*Exercise*:
Provide an exact copy of the data, excluding the images.

═════ Information shown

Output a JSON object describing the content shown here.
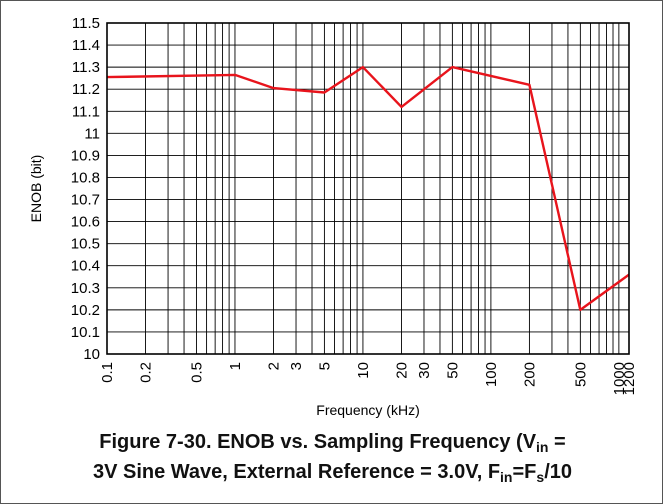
{
  "chart_data": {
    "type": "line",
    "title": "",
    "xlabel": "Frequency (kHz)",
    "ylabel": "ENOB (bit)",
    "xscale": "log",
    "xlim": [
      0.1,
      1200
    ],
    "ylim": [
      10,
      11.5
    ],
    "grid": true,
    "legend": "none",
    "x_ticks": [
      {
        "v": 0.1,
        "label": "0.1"
      },
      {
        "v": 0.2,
        "label": "0.2"
      },
      {
        "v": 0.5,
        "label": "0.5"
      },
      {
        "v": 1,
        "label": "1"
      },
      {
        "v": 2,
        "label": "2"
      },
      {
        "v": 3,
        "label": "3"
      },
      {
        "v": 5,
        "label": "5"
      },
      {
        "v": 10,
        "label": "10"
      },
      {
        "v": 20,
        "label": "20"
      },
      {
        "v": 30,
        "label": "30"
      },
      {
        "v": 50,
        "label": "50"
      },
      {
        "v": 100,
        "label": "100"
      },
      {
        "v": 200,
        "label": "200"
      },
      {
        "v": 500,
        "label": "500"
      },
      {
        "v": 1000,
        "label": "1000"
      },
      {
        "v": 1200,
        "label": "1200"
      }
    ],
    "y_ticks": [
      "10",
      "10.1",
      "10.2",
      "10.3",
      "10.4",
      "10.5",
      "10.6",
      "10.7",
      "10.8",
      "10.9",
      "11",
      "11.1",
      "11.2",
      "11.3",
      "11.4",
      "11.5"
    ],
    "series": [
      {
        "color": "#e8141c",
        "x": [
          0.1,
          1,
          2,
          5,
          10,
          20,
          50,
          200,
          500,
          1200
        ],
        "y": [
          11.255,
          11.265,
          11.205,
          11.185,
          11.3,
          11.12,
          11.3,
          11.22,
          10.2,
          10.36
        ]
      }
    ]
  },
  "caption": {
    "line1_a": "Figure 7-30. ENOB vs. Sampling Frequency (V",
    "line1_sub": "in",
    "line1_b": " =",
    "line2_a": "3V Sine Wave, External Reference = 3.0V, F",
    "line2_sub1": "in",
    "line2_b": "=F",
    "line2_sub2": "s",
    "line2_c": "/10"
  }
}
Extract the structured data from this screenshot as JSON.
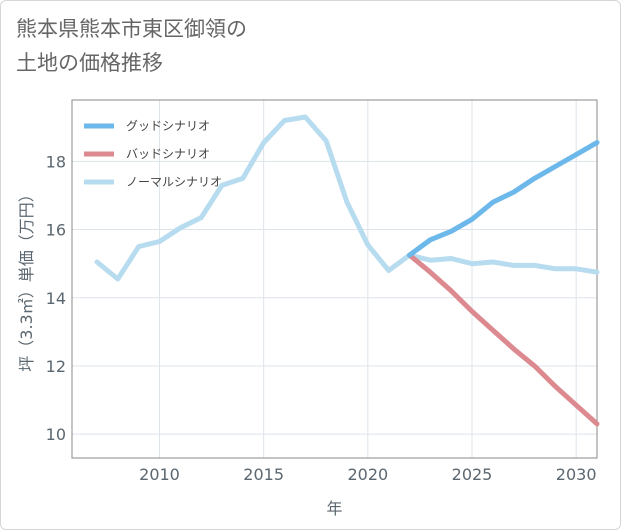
{
  "header": {
    "title_line1": "熊本県熊本市東区御領の",
    "title_line2": "土地の価格推移"
  },
  "chart_data": {
    "type": "line",
    "xlabel": "年",
    "ylabel": "坪（3.3㎡）単価（万円）",
    "xlim": [
      2005.8,
      2031
    ],
    "ylim": [
      9.3,
      19.8
    ],
    "xticks": [
      2010,
      2015,
      2020,
      2025,
      2030
    ],
    "yticks": [
      10,
      12,
      14,
      16,
      18
    ],
    "grid": true,
    "legend_position": "top-left",
    "series": [
      {
        "name": "グッドシナリオ",
        "color": "#6cb8ea",
        "x": [
          2022,
          2023,
          2024,
          2025,
          2026,
          2027,
          2028,
          2029,
          2030,
          2031
        ],
        "y": [
          15.25,
          15.7,
          15.95,
          16.3,
          16.8,
          17.1,
          17.5,
          17.85,
          18.2,
          18.55
        ]
      },
      {
        "name": "バッドシナリオ",
        "color": "#dc8a8f",
        "x": [
          2022,
          2023,
          2024,
          2025,
          2026,
          2027,
          2028,
          2029,
          2030,
          2031
        ],
        "y": [
          15.25,
          14.75,
          14.2,
          13.6,
          13.05,
          12.5,
          12.0,
          11.4,
          10.85,
          10.3
        ]
      },
      {
        "name": "ノーマルシナリオ",
        "color": "#b8dcef",
        "x": [
          2007,
          2008,
          2009,
          2010,
          2011,
          2012,
          2013,
          2014,
          2015,
          2016,
          2017,
          2018,
          2019,
          2020,
          2021,
          2022,
          2023,
          2024,
          2025,
          2026,
          2027,
          2028,
          2029,
          2030,
          2031
        ],
        "y": [
          15.05,
          14.55,
          15.5,
          15.65,
          16.05,
          16.35,
          17.3,
          17.5,
          18.55,
          19.2,
          19.3,
          18.6,
          16.8,
          15.55,
          14.8,
          15.25,
          15.1,
          15.15,
          15.0,
          15.05,
          14.95,
          14.95,
          14.85,
          14.85,
          14.75
        ]
      }
    ]
  }
}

══════════

*Worked answer*:
Output a JSON object describing the content shown here.
{
  "chart_data": {
    "type": "line",
    "title": "",
    "xlabel": "Frequency (kHz)",
    "ylabel": "ENOB (bit)",
    "xscale": "log",
    "xlim": [
      0.1,
      1200
    ],
    "ylim": [
      10,
      11.5
    ],
    "grid": true,
    "legend": "none",
    "x_ticks": [
      {
        "v": 0.1,
        "label": "0.1"
      },
      {
        "v": 0.2,
        "label": "0.2"
      },
      {
        "v": 0.5,
        "label": "0.5"
      },
      {
        "v": 1,
        "label": "1"
      },
      {
        "v": 2,
        "label": "2"
      },
      {
        "v": 3,
        "label": "3"
      },
      {
        "v": 5,
        "label": "5"
      },
      {
        "v": 10,
        "label": "10"
      },
      {
        "v": 20,
        "label": "20"
      },
      {
        "v": 30,
        "label": "30"
      },
      {
        "v": 50,
        "label": "50"
      },
      {
        "v": 100,
        "label": "100"
      },
      {
        "v": 200,
        "label": "200"
      },
      {
        "v": 500,
        "label": "500"
      },
      {
        "v": 1000,
        "label": "1000"
      },
      {
        "v": 1200,
        "label": "1200"
      }
    ],
    "y_ticks": [
      "10",
      "10.1",
      "10.2",
      "10.3",
      "10.4",
      "10.5",
      "10.6",
      "10.7",
      "10.8",
      "10.9",
      "11",
      "11.1",
      "11.2",
      "11.3",
      "11.4",
      "11.5"
    ],
    "series": [
      {
        "color": "#e8141c",
        "x": [
          0.1,
          1,
          2,
          5,
          10,
          20,
          50,
          200,
          500,
          1200
        ],
        "y": [
          11.255,
          11.265,
          11.205,
          11.185,
          11.3,
          11.12,
          11.3,
          11.22,
          10.2,
          10.36
        ]
      }
    ]
  },
  "caption": {
    "line1_a": "Figure 7-30. ENOB vs. Sampling Frequency (V",
    "line1_sub": "in",
    "line1_b": " =",
    "line2_a": "3V Sine Wave, External Reference = 3.0V, F",
    "line2_sub1": "in",
    "line2_b": "=F",
    "line2_sub2": "s",
    "line2_c": "/10"
  }
}
Extract the structured data from this screenshot as JSON.
{
  "header": {
    "title_line1": "熊本県熊本市東区御領の",
    "title_line2": "土地の価格推移"
  },
  "chart_data": {
    "type": "line",
    "xlabel": "年",
    "ylabel": "坪（3.3㎡）単価（万円）",
    "xlim": [
      2005.8,
      2031
    ],
    "ylim": [
      9.3,
      19.8
    ],
    "xticks": [
      2010,
      2015,
      2020,
      2025,
      2030
    ],
    "yticks": [
      10,
      12,
      14,
      16,
      18
    ],
    "grid": true,
    "legend_position": "top-left",
    "series": [
      {
        "name": "グッドシナリオ",
        "color": "#6cb8ea",
        "x": [
          2022,
          2023,
          2024,
          2025,
          2026,
          2027,
          2028,
          2029,
          2030,
          2031
        ],
        "y": [
          15.25,
          15.7,
          15.95,
          16.3,
          16.8,
          17.1,
          17.5,
          17.85,
          18.2,
          18.55
        ]
      },
      {
        "name": "バッドシナリオ",
        "color": "#dc8a8f",
        "x": [
          2022,
          2023,
          2024,
          2025,
          2026,
          2027,
          2028,
          2029,
          2030,
          2031
        ],
        "y": [
          15.25,
          14.75,
          14.2,
          13.6,
          13.05,
          12.5,
          12.0,
          11.4,
          10.85,
          10.3
        ]
      },
      {
        "name": "ノーマルシナリオ",
        "color": "#b8dcef",
        "x": [
          2007,
          2008,
          2009,
          2010,
          2011,
          2012,
          2013,
          2014,
          2015,
          2016,
          2017,
          2018,
          2019,
          2020,
          2021,
          2022,
          2023,
          2024,
          2025,
          2026,
          2027,
          2028,
          2029,
          2030,
          2031
        ],
        "y": [
          15.05,
          14.55,
          15.5,
          15.65,
          16.05,
          16.35,
          17.3,
          17.5,
          18.55,
          19.2,
          19.3,
          18.6,
          16.8,
          15.55,
          14.8,
          15.25,
          15.1,
          15.15,
          15.0,
          15.05,
          14.95,
          14.95,
          14.85,
          14.85,
          14.75
        ]
      }
    ]
  }
}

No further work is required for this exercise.